** EXERCISE PROMPT **
For each line in the data below that holds "Число", return a copy.

Collection entries:
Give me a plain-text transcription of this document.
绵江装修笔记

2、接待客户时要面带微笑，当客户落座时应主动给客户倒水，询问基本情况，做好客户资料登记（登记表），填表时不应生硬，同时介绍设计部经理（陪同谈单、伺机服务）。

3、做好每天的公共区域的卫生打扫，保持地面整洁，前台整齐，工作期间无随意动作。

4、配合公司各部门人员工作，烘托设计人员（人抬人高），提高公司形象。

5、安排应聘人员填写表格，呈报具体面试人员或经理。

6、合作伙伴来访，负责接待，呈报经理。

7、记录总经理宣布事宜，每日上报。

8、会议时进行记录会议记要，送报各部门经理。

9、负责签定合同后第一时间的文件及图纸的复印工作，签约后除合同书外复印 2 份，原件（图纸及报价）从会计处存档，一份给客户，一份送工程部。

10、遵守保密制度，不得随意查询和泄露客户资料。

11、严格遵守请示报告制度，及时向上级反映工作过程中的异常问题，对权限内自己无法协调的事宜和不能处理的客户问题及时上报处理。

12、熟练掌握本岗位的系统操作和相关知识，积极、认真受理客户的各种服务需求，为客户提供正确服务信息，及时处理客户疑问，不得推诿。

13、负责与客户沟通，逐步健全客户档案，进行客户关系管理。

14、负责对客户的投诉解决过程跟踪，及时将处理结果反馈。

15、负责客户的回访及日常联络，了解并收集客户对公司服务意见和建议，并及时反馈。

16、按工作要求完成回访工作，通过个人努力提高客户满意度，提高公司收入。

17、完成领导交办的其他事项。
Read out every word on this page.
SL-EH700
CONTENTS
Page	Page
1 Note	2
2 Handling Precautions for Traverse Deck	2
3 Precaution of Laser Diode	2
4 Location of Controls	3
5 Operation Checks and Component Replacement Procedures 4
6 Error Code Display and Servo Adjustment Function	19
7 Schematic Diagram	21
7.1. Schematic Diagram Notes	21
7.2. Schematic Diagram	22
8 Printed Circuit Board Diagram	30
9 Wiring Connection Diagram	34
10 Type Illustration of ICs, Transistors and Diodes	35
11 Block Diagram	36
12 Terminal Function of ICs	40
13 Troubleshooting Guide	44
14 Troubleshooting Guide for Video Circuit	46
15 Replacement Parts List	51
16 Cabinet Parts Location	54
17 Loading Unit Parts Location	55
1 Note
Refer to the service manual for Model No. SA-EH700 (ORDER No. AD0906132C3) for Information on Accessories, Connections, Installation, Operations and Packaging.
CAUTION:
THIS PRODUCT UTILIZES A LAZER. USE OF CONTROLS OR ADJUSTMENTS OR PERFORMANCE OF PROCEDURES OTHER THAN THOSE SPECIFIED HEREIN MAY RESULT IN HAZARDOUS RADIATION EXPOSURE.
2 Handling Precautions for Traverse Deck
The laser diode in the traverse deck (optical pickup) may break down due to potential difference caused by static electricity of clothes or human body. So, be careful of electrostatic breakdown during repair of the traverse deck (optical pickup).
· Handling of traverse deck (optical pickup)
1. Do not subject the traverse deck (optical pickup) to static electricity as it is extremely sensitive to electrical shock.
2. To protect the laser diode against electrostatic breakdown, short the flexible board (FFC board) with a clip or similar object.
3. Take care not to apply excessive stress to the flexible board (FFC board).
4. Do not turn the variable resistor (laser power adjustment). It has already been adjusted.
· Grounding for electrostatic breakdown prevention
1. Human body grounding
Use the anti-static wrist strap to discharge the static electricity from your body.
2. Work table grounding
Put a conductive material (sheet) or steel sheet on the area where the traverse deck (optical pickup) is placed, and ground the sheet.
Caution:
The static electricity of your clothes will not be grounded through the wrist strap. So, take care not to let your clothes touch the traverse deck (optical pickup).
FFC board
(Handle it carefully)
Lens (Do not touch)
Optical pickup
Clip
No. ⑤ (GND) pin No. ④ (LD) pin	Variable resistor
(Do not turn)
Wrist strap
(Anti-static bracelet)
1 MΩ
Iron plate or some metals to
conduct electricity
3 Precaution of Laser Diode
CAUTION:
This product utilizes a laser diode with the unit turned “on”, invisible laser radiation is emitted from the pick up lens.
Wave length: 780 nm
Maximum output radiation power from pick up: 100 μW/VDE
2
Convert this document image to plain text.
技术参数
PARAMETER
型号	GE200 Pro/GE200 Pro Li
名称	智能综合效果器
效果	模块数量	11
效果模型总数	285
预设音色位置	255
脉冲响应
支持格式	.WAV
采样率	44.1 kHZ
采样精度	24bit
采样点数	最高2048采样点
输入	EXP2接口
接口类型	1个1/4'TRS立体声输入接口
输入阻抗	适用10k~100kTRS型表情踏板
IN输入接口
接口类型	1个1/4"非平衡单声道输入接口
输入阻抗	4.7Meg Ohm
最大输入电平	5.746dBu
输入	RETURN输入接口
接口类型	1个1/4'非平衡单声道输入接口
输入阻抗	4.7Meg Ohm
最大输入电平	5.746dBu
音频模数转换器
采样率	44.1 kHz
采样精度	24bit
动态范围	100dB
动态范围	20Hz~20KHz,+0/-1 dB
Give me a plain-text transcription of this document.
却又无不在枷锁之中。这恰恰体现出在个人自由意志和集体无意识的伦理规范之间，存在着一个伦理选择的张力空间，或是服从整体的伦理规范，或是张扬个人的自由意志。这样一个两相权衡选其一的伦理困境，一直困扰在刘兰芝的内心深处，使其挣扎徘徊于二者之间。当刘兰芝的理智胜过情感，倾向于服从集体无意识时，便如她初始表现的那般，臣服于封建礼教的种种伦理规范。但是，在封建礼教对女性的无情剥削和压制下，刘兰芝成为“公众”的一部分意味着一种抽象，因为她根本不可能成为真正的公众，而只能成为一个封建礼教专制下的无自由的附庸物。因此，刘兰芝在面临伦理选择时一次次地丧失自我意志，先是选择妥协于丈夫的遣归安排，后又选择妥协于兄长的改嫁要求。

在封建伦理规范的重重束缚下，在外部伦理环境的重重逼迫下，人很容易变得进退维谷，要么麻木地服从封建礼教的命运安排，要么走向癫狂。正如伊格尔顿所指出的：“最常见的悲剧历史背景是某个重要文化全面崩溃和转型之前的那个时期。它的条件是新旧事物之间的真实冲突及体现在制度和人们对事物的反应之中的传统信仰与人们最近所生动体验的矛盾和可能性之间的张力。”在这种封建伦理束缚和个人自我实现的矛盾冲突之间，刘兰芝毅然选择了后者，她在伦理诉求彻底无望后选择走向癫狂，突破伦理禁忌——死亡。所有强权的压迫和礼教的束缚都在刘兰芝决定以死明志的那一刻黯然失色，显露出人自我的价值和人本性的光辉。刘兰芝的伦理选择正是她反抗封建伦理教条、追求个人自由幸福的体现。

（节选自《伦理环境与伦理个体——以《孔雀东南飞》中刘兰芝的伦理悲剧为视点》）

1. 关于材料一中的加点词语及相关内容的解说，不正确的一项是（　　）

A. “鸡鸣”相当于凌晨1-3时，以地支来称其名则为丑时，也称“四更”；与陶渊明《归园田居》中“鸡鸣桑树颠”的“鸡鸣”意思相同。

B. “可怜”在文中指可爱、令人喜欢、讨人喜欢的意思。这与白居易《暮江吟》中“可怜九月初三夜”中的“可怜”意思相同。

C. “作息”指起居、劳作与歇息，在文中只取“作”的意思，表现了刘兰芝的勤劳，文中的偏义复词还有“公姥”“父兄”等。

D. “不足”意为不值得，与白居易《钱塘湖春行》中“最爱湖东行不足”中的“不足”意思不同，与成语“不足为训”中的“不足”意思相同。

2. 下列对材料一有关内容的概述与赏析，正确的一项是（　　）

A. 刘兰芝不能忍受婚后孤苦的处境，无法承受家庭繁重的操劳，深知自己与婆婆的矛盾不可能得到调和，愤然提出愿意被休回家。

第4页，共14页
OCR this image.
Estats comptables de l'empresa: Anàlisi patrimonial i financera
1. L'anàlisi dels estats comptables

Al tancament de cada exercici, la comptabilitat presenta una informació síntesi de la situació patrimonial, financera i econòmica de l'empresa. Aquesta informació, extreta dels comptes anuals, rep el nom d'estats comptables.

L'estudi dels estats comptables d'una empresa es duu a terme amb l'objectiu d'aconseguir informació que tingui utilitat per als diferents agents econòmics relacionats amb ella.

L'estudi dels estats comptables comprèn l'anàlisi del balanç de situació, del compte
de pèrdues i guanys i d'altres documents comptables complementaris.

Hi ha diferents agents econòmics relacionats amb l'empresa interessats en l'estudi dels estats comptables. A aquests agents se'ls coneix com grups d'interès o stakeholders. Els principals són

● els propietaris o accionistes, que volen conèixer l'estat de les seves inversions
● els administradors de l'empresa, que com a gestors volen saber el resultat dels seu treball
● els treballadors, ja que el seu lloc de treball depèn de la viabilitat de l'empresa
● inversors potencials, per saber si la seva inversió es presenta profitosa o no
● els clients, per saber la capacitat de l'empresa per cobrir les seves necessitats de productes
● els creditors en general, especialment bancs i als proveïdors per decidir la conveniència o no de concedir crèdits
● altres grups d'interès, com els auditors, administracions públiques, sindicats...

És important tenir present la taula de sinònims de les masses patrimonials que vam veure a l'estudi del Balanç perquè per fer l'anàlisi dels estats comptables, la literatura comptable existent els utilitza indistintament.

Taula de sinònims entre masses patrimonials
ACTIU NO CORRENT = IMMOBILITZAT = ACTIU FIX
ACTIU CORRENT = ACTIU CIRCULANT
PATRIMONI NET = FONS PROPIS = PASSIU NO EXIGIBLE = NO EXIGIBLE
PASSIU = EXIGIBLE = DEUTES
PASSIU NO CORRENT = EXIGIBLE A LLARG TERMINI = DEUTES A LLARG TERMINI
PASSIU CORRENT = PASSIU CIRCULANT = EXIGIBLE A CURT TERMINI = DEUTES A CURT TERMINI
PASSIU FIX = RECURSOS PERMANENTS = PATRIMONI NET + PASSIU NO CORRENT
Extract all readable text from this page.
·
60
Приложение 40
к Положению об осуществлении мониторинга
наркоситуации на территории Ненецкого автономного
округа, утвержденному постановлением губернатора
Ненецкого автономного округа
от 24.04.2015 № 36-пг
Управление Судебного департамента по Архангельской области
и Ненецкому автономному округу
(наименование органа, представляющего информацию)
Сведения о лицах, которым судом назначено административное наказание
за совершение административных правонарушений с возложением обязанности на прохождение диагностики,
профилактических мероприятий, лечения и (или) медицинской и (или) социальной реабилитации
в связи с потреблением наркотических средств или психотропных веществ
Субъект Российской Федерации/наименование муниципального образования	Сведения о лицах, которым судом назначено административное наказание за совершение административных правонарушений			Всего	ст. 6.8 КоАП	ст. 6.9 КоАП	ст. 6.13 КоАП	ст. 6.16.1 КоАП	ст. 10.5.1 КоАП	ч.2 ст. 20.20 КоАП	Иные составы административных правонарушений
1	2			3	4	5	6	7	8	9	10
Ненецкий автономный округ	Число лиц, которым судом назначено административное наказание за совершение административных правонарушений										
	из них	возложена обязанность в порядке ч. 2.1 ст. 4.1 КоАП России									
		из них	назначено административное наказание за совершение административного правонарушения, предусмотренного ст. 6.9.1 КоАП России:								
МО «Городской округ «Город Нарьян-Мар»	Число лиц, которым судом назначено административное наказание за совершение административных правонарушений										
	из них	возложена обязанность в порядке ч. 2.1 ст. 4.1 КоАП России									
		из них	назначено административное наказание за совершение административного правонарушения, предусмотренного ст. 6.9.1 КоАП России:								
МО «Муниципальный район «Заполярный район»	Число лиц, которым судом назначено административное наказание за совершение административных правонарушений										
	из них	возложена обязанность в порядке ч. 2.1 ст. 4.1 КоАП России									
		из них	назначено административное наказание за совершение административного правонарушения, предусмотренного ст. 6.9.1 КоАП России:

** RESULT **
Ненецкий автономный округ	Число лиц, которым судом назначено административное наказание за совершение административных правонарушений										
МО «Городской округ «Город Нарьян-Мар»	Число лиц, которым судом назначено административное наказание за совершение административных правонарушений										
МО «Муниципальный район «Заполярный район»	Число лиц, которым судом назначено административное наказание за совершение административных правонарушений										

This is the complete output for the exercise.